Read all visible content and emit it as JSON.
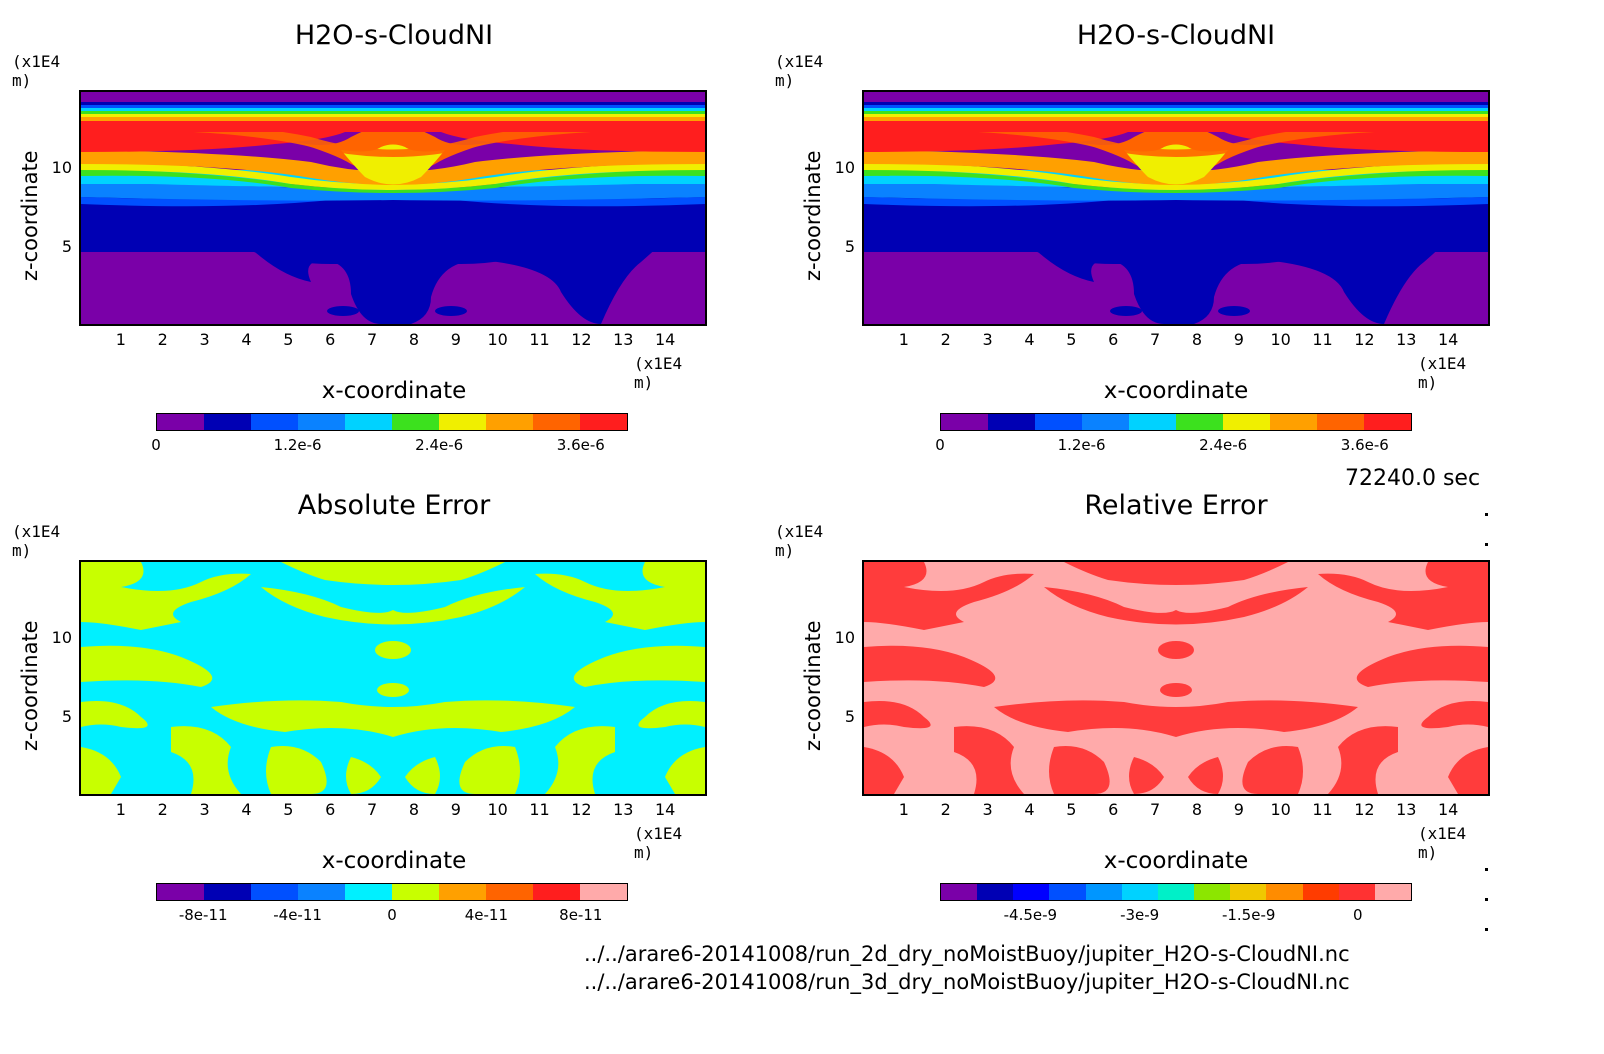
{
  "chart_data": [
    {
      "type": "heatmap",
      "title": "H2O-s-CloudNI",
      "xlabel": "x-coordinate",
      "ylabel": "z-coordinate",
      "x_unit": "(x1E4 m)",
      "y_unit": "(x1E4 m)",
      "xlim": [
        0,
        15
      ],
      "ylim": [
        0,
        14.5
      ],
      "x_ticks": [
        "1",
        "2",
        "3",
        "4",
        "5",
        "6",
        "7",
        "8",
        "9",
        "10",
        "11",
        "12",
        "13",
        "14"
      ],
      "y_ticks": [
        "5",
        "10"
      ],
      "colorbar": {
        "colors": [
          "#7a00a8",
          "#0000b4",
          "#0050ff",
          "#0a82ff",
          "#00d2ff",
          "#3ce11e",
          "#f0ef00",
          "#ffa000",
          "#ff6400",
          "#ff1e1e"
        ],
        "labels": [
          "0",
          "1.2e-6",
          "2.4e-6",
          "3.6e-6"
        ]
      }
    },
    {
      "type": "heatmap",
      "title": "H2O-s-CloudNI",
      "xlabel": "x-coordinate",
      "ylabel": "z-coordinate",
      "x_unit": "(x1E4 m)",
      "y_unit": "(x1E4 m)",
      "xlim": [
        0,
        15
      ],
      "ylim": [
        0,
        14.5
      ],
      "x_ticks": [
        "1",
        "2",
        "3",
        "4",
        "5",
        "6",
        "7",
        "8",
        "9",
        "10",
        "11",
        "12",
        "13",
        "14"
      ],
      "y_ticks": [
        "5",
        "10"
      ],
      "colorbar": {
        "colors": [
          "#7a00a8",
          "#0000b4",
          "#0050ff",
          "#0a82ff",
          "#00d2ff",
          "#3ce11e",
          "#f0ef00",
          "#ffa000",
          "#ff6400",
          "#ff1e1e"
        ],
        "labels": [
          "0",
          "1.2e-6",
          "2.4e-6",
          "3.6e-6"
        ]
      }
    },
    {
      "type": "heatmap",
      "title": "Absolute Error",
      "xlabel": "x-coordinate",
      "ylabel": "z-coordinate",
      "x_unit": "(x1E4 m)",
      "y_unit": "(x1E4 m)",
      "xlim": [
        0,
        15
      ],
      "ylim": [
        0,
        14.5
      ],
      "x_ticks": [
        "1",
        "2",
        "3",
        "4",
        "5",
        "6",
        "7",
        "8",
        "9",
        "10",
        "11",
        "12",
        "13",
        "14"
      ],
      "y_ticks": [
        "5",
        "10"
      ],
      "colorbar": {
        "colors": [
          "#7a00a8",
          "#0000b4",
          "#0050ff",
          "#0a82ff",
          "#00f0ff",
          "#c8ff00",
          "#ffa000",
          "#ff6400",
          "#ff1e1e",
          "#ffaaaa"
        ],
        "labels": [
          "-8e-11",
          "-4e-11",
          "0",
          "4e-11",
          "8e-11"
        ]
      }
    },
    {
      "type": "heatmap",
      "title": "Relative Error",
      "xlabel": "x-coordinate",
      "ylabel": "z-coordinate",
      "x_unit": "(x1E4 m)",
      "y_unit": "(x1E4 m)",
      "xlim": [
        0,
        15
      ],
      "ylim": [
        0,
        14.5
      ],
      "x_ticks": [
        "1",
        "2",
        "3",
        "4",
        "5",
        "6",
        "7",
        "8",
        "9",
        "10",
        "11",
        "12",
        "13",
        "14"
      ],
      "y_ticks": [
        "5",
        "10"
      ],
      "colorbar": {
        "colors": [
          "#7a00a8",
          "#0000b4",
          "#0000ff",
          "#0050ff",
          "#0096ff",
          "#00d2ff",
          "#00f0c8",
          "#8ce600",
          "#f0c800",
          "#ff8c00",
          "#ff3c00",
          "#ff3232",
          "#ffaaaa"
        ],
        "labels": [
          "-4.5e-9",
          "-3e-9",
          "-1.5e-9",
          "0"
        ]
      }
    }
  ],
  "footer": {
    "time": "72240.0 sec",
    "file1": "../../arare6-20141008/run_2d_dry_noMoistBuoy/jupiter_H2O-s-CloudNI.nc",
    "file2": "../../arare6-20141008/run_3d_dry_noMoistBuoy/jupiter_H2O-s-CloudNI.nc"
  }
}
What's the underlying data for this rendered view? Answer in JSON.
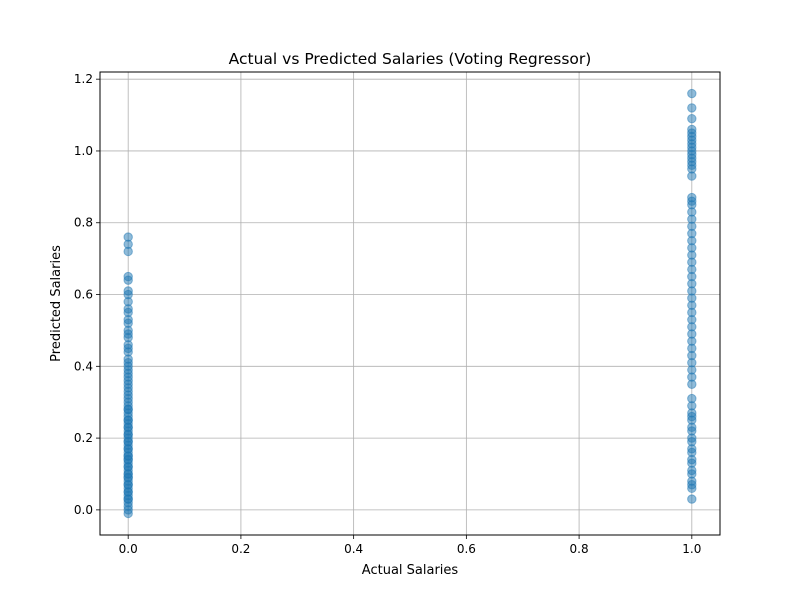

- - - - -

Copy everything in the records above except the pictures, exactly as written.

Answer to this task:
Read all visible content and emit it as JSON.
{
  "chart_data": [
    {
      "type": "heatmap",
      "title": "H2O-s-CloudNI",
      "xlabel": "x-coordinate",
      "ylabel": "z-coordinate",
      "x_unit": "(x1E4 m)",
      "y_unit": "(x1E4 m)",
      "xlim": [
        0,
        15
      ],
      "ylim": [
        0,
        14.5
      ],
      "x_ticks": [
        "1",
        "2",
        "3",
        "4",
        "5",
        "6",
        "7",
        "8",
        "9",
        "10",
        "11",
        "12",
        "13",
        "14"
      ],
      "y_ticks": [
        "5",
        "10"
      ],
      "colorbar": {
        "colors": [
          "#7a00a8",
          "#0000b4",
          "#0050ff",
          "#0a82ff",
          "#00d2ff",
          "#3ce11e",
          "#f0ef00",
          "#ffa000",
          "#ff6400",
          "#ff1e1e"
        ],
        "labels": [
          "0",
          "1.2e-6",
          "2.4e-6",
          "3.6e-6"
        ]
      }
    },
    {
      "type": "heatmap",
      "title": "H2O-s-CloudNI",
      "xlabel": "x-coordinate",
      "ylabel": "z-coordinate",
      "x_unit": "(x1E4 m)",
      "y_unit": "(x1E4 m)",
      "xlim": [
        0,
        15
      ],
      "ylim": [
        0,
        14.5
      ],
      "x_ticks": [
        "1",
        "2",
        "3",
        "4",
        "5",
        "6",
        "7",
        "8",
        "9",
        "10",
        "11",
        "12",
        "13",
        "14"
      ],
      "y_ticks": [
        "5",
        "10"
      ],
      "colorbar": {
        "colors": [
          "#7a00a8",
          "#0000b4",
          "#0050ff",
          "#0a82ff",
          "#00d2ff",
          "#3ce11e",
          "#f0ef00",
          "#ffa000",
          "#ff6400",
          "#ff1e1e"
        ],
        "labels": [
          "0",
          "1.2e-6",
          "2.4e-6",
          "3.6e-6"
        ]
      }
    },
    {
      "type": "heatmap",
      "title": "Absolute Error",
      "xlabel": "x-coordinate",
      "ylabel": "z-coordinate",
      "x_unit": "(x1E4 m)",
      "y_unit": "(x1E4 m)",
      "xlim": [
        0,
        15
      ],
      "ylim": [
        0,
        14.5
      ],
      "x_ticks": [
        "1",
        "2",
        "3",
        "4",
        "5",
        "6",
        "7",
        "8",
        "9",
        "10",
        "11",
        "12",
        "13",
        "14"
      ],
      "y_ticks": [
        "5",
        "10"
      ],
      "colorbar": {
        "colors": [
          "#7a00a8",
          "#0000b4",
          "#0050ff",
          "#0a82ff",
          "#00f0ff",
          "#c8ff00",
          "#ffa000",
          "#ff6400",
          "#ff1e1e",
          "#ffaaaa"
        ],
        "labels": [
          "-8e-11",
          "-4e-11",
          "0",
          "4e-11",
          "8e-11"
        ]
      }
    },
    {
      "type": "heatmap",
      "title": "Relative Error",
      "xlabel": "x-coordinate",
      "ylabel": "z-coordinate",
      "x_unit": "(x1E4 m)",
      "y_unit": "(x1E4 m)",
      "xlim": [
        0,
        15
      ],
      "ylim": [
        0,
        14.5
      ],
      "x_ticks": [
        "1",
        "2",
        "3",
        "4",
        "5",
        "6",
        "7",
        "8",
        "9",
        "10",
        "11",
        "12",
        "13",
        "14"
      ],
      "y_ticks": [
        "5",
        "10"
      ],
      "colorbar": {
        "colors": [
          "#7a00a8",
          "#0000b4",
          "#0000ff",
          "#0050ff",
          "#0096ff",
          "#00d2ff",
          "#00f0c8",
          "#8ce600",
          "#f0c800",
          "#ff8c00",
          "#ff3c00",
          "#ff3232",
          "#ffaaaa"
        ],
        "labels": [
          "-4.5e-9",
          "-3e-9",
          "-1.5e-9",
          "0"
        ]
      }
    }
  ],
  "footer": {
    "time": "72240.0 sec",
    "file1": "../../arare6-20141008/run_2d_dry_noMoistBuoy/jupiter_H2O-s-CloudNI.nc",
    "file2": "../../arare6-20141008/run_3d_dry_noMoistBuoy/jupiter_H2O-s-CloudNI.nc"
  }
}
What's the underlying data for this rendered view? Answer in JSON.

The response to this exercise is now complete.